**Problem to work on**
Filter out everything except lines holding "baseline".

**Dataset content**
········

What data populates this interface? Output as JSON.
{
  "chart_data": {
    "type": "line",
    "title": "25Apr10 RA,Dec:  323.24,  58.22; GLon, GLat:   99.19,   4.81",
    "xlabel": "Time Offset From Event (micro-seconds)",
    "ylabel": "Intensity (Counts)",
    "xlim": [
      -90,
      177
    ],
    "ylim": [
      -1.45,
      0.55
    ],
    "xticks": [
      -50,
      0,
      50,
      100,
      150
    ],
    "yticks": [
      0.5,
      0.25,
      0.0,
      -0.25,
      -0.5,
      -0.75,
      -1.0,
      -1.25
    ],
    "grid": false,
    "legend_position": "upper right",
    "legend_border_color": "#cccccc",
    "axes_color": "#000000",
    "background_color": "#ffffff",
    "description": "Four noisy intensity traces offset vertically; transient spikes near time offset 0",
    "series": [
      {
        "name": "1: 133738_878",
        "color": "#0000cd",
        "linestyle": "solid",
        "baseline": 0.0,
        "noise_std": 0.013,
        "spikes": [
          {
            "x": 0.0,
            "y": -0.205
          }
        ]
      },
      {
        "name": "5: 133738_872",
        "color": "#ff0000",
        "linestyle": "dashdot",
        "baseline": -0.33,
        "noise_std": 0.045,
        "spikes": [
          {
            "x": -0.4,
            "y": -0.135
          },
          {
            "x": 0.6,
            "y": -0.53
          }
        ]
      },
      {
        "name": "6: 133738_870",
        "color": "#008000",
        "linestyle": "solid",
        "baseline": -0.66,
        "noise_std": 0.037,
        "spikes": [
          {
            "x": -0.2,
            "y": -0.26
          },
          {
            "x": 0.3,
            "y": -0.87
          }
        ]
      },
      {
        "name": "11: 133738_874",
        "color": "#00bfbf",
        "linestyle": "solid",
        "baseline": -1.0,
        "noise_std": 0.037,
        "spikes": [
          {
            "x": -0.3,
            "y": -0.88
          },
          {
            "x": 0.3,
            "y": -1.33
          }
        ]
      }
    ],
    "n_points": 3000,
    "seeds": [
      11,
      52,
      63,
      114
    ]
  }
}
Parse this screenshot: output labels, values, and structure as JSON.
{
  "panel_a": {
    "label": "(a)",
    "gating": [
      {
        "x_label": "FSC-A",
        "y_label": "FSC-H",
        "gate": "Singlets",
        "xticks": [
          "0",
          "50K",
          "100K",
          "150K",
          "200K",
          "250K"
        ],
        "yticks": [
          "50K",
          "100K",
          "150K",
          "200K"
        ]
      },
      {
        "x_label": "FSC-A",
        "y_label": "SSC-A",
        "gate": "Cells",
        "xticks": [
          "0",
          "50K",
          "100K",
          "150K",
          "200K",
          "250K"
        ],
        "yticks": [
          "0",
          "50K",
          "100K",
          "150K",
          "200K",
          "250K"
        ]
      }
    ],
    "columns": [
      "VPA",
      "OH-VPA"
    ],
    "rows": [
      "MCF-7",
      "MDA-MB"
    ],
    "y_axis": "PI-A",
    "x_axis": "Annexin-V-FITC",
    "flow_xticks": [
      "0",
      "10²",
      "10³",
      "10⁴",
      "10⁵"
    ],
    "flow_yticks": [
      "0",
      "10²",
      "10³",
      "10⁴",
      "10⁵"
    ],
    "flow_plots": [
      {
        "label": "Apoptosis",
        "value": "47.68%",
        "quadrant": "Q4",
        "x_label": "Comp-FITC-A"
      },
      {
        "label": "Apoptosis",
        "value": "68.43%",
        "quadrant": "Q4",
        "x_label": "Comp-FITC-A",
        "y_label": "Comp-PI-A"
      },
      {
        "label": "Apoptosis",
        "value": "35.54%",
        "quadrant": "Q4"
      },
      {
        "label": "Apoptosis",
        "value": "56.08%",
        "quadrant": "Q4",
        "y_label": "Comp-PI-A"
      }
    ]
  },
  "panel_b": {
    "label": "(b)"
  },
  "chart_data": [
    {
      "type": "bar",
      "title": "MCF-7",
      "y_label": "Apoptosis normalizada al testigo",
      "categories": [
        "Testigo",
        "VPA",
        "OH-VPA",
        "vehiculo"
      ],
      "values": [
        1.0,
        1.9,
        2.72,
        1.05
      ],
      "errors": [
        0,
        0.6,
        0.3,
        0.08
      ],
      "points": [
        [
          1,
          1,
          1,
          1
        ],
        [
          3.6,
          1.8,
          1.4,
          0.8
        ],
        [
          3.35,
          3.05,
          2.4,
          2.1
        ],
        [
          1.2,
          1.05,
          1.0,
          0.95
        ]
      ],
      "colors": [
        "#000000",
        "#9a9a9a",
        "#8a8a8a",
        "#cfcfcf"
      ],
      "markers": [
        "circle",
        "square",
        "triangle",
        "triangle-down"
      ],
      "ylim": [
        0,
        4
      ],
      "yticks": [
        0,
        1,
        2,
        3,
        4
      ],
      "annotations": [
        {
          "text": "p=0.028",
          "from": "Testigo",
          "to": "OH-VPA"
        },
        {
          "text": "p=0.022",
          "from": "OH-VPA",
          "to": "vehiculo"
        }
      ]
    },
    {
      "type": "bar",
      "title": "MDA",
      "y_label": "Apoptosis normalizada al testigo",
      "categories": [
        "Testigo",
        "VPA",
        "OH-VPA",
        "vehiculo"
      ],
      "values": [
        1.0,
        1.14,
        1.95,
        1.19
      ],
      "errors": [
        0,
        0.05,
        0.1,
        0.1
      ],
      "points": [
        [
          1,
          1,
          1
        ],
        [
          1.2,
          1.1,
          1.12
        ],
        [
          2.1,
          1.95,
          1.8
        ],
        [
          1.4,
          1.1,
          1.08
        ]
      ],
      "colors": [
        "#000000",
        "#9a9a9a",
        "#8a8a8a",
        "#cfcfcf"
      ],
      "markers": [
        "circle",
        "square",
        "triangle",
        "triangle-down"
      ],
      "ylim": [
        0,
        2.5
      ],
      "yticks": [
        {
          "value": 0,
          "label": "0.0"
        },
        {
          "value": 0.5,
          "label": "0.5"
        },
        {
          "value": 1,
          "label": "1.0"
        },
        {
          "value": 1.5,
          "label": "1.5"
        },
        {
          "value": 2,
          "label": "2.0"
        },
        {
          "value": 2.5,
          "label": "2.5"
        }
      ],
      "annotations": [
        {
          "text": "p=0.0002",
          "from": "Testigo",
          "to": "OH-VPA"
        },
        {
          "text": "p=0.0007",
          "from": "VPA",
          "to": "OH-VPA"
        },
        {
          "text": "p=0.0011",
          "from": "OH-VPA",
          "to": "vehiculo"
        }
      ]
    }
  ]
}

········

**Response**
        "baseline": 0.0,
        "baseline": -0.33,
        "baseline": -0.66,
        "baseline": -1.0,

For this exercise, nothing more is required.